Goal: The answer is one number: how many lines hold the string "Rouges".
____________________
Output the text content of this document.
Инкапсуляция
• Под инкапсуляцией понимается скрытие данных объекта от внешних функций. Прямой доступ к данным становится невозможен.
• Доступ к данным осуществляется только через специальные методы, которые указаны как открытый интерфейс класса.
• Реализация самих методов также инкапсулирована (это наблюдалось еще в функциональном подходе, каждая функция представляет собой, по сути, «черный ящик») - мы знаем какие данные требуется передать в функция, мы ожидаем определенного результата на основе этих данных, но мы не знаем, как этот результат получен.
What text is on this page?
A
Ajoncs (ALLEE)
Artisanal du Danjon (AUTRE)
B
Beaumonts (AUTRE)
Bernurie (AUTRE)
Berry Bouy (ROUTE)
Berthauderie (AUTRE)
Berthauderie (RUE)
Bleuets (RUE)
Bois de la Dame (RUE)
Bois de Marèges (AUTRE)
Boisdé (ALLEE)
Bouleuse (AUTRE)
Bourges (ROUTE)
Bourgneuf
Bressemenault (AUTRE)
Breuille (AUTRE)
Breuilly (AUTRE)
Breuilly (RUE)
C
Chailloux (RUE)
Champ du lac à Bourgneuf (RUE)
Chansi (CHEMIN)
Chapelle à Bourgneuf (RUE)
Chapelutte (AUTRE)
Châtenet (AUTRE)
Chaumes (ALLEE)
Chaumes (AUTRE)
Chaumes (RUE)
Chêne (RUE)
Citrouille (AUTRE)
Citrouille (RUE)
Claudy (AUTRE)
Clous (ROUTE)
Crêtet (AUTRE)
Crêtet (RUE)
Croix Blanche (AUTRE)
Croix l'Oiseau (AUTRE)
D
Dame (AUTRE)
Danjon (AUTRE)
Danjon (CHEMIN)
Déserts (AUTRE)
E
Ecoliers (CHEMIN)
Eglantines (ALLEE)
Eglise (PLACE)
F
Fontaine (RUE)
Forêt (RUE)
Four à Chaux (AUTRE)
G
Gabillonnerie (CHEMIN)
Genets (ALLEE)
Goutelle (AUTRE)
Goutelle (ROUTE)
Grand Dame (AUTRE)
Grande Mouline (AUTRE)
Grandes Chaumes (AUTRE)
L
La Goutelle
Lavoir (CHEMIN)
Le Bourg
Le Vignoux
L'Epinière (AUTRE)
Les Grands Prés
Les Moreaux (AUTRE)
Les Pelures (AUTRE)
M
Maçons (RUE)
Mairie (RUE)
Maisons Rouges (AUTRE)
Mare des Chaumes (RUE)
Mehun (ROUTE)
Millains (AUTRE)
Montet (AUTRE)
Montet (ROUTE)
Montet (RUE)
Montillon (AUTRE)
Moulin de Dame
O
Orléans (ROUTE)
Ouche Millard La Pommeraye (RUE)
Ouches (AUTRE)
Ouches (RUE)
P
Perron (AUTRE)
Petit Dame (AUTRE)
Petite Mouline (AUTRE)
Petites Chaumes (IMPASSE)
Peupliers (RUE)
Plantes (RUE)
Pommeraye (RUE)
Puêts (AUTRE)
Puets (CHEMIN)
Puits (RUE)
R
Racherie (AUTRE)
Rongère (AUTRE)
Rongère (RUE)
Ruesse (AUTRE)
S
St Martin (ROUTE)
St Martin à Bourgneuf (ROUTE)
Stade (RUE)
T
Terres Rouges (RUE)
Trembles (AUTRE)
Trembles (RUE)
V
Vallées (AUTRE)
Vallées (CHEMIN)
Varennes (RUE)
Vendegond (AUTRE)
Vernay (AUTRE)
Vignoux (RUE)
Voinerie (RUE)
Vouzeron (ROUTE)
____________________
Response for this exercise: 2